-- start --
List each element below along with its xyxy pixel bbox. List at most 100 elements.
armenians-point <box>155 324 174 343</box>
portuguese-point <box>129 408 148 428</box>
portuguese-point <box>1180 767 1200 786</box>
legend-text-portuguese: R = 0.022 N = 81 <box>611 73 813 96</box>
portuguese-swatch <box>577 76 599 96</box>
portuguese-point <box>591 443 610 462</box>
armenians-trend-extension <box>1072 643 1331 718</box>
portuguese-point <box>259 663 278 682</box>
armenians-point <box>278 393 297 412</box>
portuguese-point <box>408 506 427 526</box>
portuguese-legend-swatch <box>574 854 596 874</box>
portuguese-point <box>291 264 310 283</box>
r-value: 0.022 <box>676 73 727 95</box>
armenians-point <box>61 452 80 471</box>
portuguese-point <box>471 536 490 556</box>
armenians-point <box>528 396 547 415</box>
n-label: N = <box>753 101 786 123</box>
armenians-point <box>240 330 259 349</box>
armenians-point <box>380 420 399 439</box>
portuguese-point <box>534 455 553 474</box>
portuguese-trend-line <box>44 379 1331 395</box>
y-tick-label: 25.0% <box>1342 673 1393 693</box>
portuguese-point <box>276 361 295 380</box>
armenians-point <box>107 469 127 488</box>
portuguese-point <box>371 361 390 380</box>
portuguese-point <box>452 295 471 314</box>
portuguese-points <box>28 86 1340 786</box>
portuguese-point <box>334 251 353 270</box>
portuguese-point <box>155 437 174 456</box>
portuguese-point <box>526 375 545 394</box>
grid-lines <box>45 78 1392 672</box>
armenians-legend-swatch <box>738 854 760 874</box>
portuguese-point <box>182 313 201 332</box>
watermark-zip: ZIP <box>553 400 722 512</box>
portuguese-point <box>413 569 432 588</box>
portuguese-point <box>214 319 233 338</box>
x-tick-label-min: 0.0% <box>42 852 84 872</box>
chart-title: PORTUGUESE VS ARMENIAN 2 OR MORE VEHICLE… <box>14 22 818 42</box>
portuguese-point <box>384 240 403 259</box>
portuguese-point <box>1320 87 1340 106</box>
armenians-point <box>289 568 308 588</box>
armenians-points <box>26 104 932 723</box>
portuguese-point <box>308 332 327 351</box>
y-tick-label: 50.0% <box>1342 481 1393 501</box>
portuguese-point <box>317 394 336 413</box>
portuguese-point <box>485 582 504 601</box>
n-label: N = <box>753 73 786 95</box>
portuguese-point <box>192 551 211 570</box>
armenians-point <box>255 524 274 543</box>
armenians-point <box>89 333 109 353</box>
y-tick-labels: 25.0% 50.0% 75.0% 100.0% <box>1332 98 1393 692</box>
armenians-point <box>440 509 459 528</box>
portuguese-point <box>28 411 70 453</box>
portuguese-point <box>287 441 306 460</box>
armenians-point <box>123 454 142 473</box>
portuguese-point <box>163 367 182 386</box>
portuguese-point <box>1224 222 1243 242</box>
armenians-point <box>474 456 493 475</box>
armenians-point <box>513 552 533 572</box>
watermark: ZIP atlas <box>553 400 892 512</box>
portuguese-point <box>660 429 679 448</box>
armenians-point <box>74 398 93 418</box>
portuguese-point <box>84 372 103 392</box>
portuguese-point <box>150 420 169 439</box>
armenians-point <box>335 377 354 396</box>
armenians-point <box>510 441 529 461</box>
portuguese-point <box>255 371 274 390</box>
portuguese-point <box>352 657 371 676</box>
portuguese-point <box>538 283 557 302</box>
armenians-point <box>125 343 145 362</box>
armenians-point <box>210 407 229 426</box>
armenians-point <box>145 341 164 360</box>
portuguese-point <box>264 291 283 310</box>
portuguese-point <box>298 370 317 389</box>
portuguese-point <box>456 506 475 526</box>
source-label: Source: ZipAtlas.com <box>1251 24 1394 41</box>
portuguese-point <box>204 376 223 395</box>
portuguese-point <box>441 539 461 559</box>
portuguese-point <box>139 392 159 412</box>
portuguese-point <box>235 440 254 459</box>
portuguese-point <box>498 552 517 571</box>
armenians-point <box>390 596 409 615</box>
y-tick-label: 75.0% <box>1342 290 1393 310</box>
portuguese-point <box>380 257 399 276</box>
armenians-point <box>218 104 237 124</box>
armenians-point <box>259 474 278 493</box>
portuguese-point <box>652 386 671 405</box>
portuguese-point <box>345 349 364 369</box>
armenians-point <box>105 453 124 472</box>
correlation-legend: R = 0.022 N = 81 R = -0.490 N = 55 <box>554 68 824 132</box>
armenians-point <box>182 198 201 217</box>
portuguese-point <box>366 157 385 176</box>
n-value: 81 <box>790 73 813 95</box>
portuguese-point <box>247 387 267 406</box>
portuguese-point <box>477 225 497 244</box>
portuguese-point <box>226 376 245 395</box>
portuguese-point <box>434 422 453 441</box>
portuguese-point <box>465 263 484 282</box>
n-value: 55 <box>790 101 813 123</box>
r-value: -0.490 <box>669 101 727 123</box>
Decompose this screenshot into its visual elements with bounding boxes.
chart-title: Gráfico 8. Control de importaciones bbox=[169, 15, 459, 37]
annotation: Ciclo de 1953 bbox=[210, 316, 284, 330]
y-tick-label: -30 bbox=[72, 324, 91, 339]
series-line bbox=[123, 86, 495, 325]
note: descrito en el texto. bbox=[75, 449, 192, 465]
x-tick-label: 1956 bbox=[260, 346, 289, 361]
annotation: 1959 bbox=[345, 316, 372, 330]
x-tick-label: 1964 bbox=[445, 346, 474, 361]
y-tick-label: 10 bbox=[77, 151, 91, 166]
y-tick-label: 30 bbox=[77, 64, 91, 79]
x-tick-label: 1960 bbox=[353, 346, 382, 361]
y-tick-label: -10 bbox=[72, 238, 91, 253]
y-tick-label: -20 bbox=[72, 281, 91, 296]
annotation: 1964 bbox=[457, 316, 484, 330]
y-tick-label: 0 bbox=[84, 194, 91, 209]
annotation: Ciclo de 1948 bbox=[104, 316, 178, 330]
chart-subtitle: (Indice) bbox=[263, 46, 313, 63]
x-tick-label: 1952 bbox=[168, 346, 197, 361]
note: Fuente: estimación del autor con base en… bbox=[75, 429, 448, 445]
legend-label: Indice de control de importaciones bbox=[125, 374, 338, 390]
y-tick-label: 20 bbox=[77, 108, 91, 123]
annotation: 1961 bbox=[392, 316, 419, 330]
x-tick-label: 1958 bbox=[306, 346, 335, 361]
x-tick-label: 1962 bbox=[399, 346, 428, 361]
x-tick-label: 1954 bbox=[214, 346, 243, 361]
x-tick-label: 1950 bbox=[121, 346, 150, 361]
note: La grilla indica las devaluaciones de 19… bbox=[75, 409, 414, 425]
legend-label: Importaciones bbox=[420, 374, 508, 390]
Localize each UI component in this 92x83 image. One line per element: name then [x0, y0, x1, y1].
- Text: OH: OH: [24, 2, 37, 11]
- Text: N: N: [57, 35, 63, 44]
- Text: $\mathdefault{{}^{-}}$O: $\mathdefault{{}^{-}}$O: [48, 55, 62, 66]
-- end --
**THE PROBLEM**
Print every line of the data above without changing a single character.

**TASK RESPONSE**
List each element below along with its xyxy pixel bbox. List at most 100 elements.
armenians-point <box>155 324 174 343</box>
portuguese-point <box>129 408 148 428</box>
portuguese-point <box>1180 767 1200 786</box>
legend-text-portuguese: R = 0.022 N = 81 <box>611 73 813 96</box>
portuguese-swatch <box>577 76 599 96</box>
portuguese-point <box>591 443 610 462</box>
armenians-trend-extension <box>1072 643 1331 718</box>
portuguese-point <box>259 663 278 682</box>
armenians-point <box>278 393 297 412</box>
portuguese-point <box>408 506 427 526</box>
portuguese-legend-swatch <box>574 854 596 874</box>
portuguese-point <box>291 264 310 283</box>
r-value: 0.022 <box>676 73 727 95</box>
armenians-point <box>61 452 80 471</box>
portuguese-point <box>471 536 490 556</box>
armenians-point <box>528 396 547 415</box>
n-label: N = <box>753 101 786 123</box>
armenians-point <box>240 330 259 349</box>
armenians-point <box>380 420 399 439</box>
portuguese-point <box>534 455 553 474</box>
portuguese-trend-line <box>44 379 1331 395</box>
y-tick-label: 25.0% <box>1342 673 1393 693</box>
portuguese-point <box>276 361 295 380</box>
armenians-point <box>107 469 127 488</box>
portuguese-point <box>371 361 390 380</box>
portuguese-point <box>452 295 471 314</box>
portuguese-points <box>28 86 1340 786</box>
portuguese-point <box>334 251 353 270</box>
portuguese-point <box>155 437 174 456</box>
portuguese-point <box>526 375 545 394</box>
grid-lines <box>45 78 1392 672</box>
armenians-legend-swatch <box>738 854 760 874</box>
portuguese-point <box>182 313 201 332</box>
watermark-zip: ZIP <box>553 400 722 512</box>
portuguese-point <box>413 569 432 588</box>
portuguese-point <box>214 319 233 338</box>
x-tick-label-min: 0.0% <box>42 852 84 872</box>
chart-title: PORTUGUESE VS ARMENIAN 2 OR MORE VEHICLE… <box>14 22 818 42</box>
portuguese-point <box>384 240 403 259</box>
portuguese-point <box>1320 87 1340 106</box>
armenians-point <box>289 568 308 588</box>
armenians-points <box>26 104 932 723</box>
portuguese-point <box>308 332 327 351</box>
y-tick-label: 50.0% <box>1342 481 1393 501</box>
portuguese-point <box>317 394 336 413</box>
portuguese-point <box>485 582 504 601</box>
n-label: N = <box>753 73 786 95</box>
portuguese-point <box>192 551 211 570</box>
armenians-point <box>255 524 274 543</box>
armenians-point <box>89 333 109 353</box>
y-tick-labels: 25.0% 50.0% 75.0% 100.0% <box>1332 98 1393 692</box>
armenians-point <box>440 509 459 528</box>
portuguese-point <box>28 411 70 453</box>
portuguese-point <box>287 441 306 460</box>
armenians-point <box>123 454 142 473</box>
portuguese-point <box>163 367 182 386</box>
portuguese-point <box>1224 222 1243 242</box>
armenians-point <box>474 456 493 475</box>
armenians-point <box>513 552 533 572</box>
watermark: ZIP atlas <box>553 400 892 512</box>
portuguese-point <box>660 429 679 448</box>
armenians-point <box>74 398 93 418</box>
portuguese-point <box>84 372 103 392</box>
portuguese-point <box>150 420 169 439</box>
armenians-point <box>335 377 354 396</box>
armenians-point <box>510 441 529 461</box>
portuguese-point <box>255 371 274 390</box>
portuguese-point <box>352 657 371 676</box>
portuguese-point <box>538 283 557 302</box>
armenians-point <box>125 343 145 362</box>
armenians-point <box>210 407 229 426</box>
armenians-point <box>145 341 164 360</box>
portuguese-point <box>264 291 283 310</box>
portuguese-point <box>298 370 317 389</box>
portuguese-point <box>456 506 475 526</box>
source-label: Source: ZipAtlas.com <box>1251 24 1394 41</box>
portuguese-point <box>204 376 223 395</box>
portuguese-point <box>441 539 461 559</box>
portuguese-point <box>139 392 159 412</box>
portuguese-point <box>235 440 254 459</box>
portuguese-point <box>498 552 517 571</box>
armenians-point <box>390 596 409 615</box>
y-tick-label: 75.0% <box>1342 290 1393 310</box>
portuguese-point <box>380 257 399 276</box>
armenians-point <box>218 104 237 124</box>
armenians-point <box>259 474 278 493</box>
portuguese-point <box>652 386 671 405</box>
portuguese-point <box>345 349 364 369</box>
armenians-point <box>105 453 124 472</box>
correlation-legend: R = 0.022 N = 81 R = -0.490 N = 55 <box>554 68 824 132</box>
armenians-point <box>182 198 201 217</box>
portuguese-point <box>366 157 385 176</box>
n-value: 81 <box>790 73 813 95</box>
portuguese-point <box>247 387 267 406</box>
portuguese-point <box>477 225 497 244</box>
portuguese-point <box>226 376 245 395</box>
portuguese-point <box>434 422 453 441</box>
portuguese-point <box>465 263 484 282</box>
n-value: 55 <box>790 101 813 123</box>
r-value: -0.490 <box>669 101 727 123</box>
Decompose this screenshot into its visual elements with bounding boxes.
chart-title: Gráfico 8. Control de importaciones bbox=[169, 15, 459, 37]
annotation: Ciclo de 1953 bbox=[210, 316, 284, 330]
y-tick-label: -30 bbox=[72, 324, 91, 339]
series-line bbox=[123, 86, 495, 325]
note: descrito en el texto. bbox=[75, 449, 192, 465]
x-tick-label: 1956 bbox=[260, 346, 289, 361]
annotation: 1959 bbox=[345, 316, 372, 330]
x-tick-label: 1964 bbox=[445, 346, 474, 361]
y-tick-label: 10 bbox=[77, 151, 91, 166]
y-tick-label: 30 bbox=[77, 64, 91, 79]
x-tick-label: 1960 bbox=[353, 346, 382, 361]
y-tick-label: -10 bbox=[72, 238, 91, 253]
y-tick-label: -20 bbox=[72, 281, 91, 296]
annotation: 1964 bbox=[457, 316, 484, 330]
y-tick-label: 0 bbox=[84, 194, 91, 209]
annotation: Ciclo de 1948 bbox=[104, 316, 178, 330]
chart-subtitle: (Indice) bbox=[263, 46, 313, 63]
x-tick-label: 1952 bbox=[168, 346, 197, 361]
note: Fuente: estimación del autor con base en… bbox=[75, 429, 448, 445]
legend-label: Indice de control de importaciones bbox=[125, 374, 338, 390]
y-tick-label: 20 bbox=[77, 108, 91, 123]
annotation: 1961 bbox=[392, 316, 419, 330]
x-tick-label: 1958 bbox=[306, 346, 335, 361]
x-tick-label: 1962 bbox=[399, 346, 428, 361]
x-tick-label: 1954 bbox=[214, 346, 243, 361]
x-tick-label: 1950 bbox=[121, 346, 150, 361]
note: La grilla indica las devaluaciones de 19… bbox=[75, 409, 414, 425]
legend-label: Importaciones bbox=[420, 374, 508, 390]
Localize each UI component in this 92x83 image. One line per element: name then [x0, y0, x1, y1].
- Text: OH: OH: [24, 2, 37, 11]
- Text: N: N: [57, 35, 63, 44]
- Text: $\mathdefault{{}^{-}}$O: $\mathdefault{{}^{-}}$O: [48, 55, 62, 66]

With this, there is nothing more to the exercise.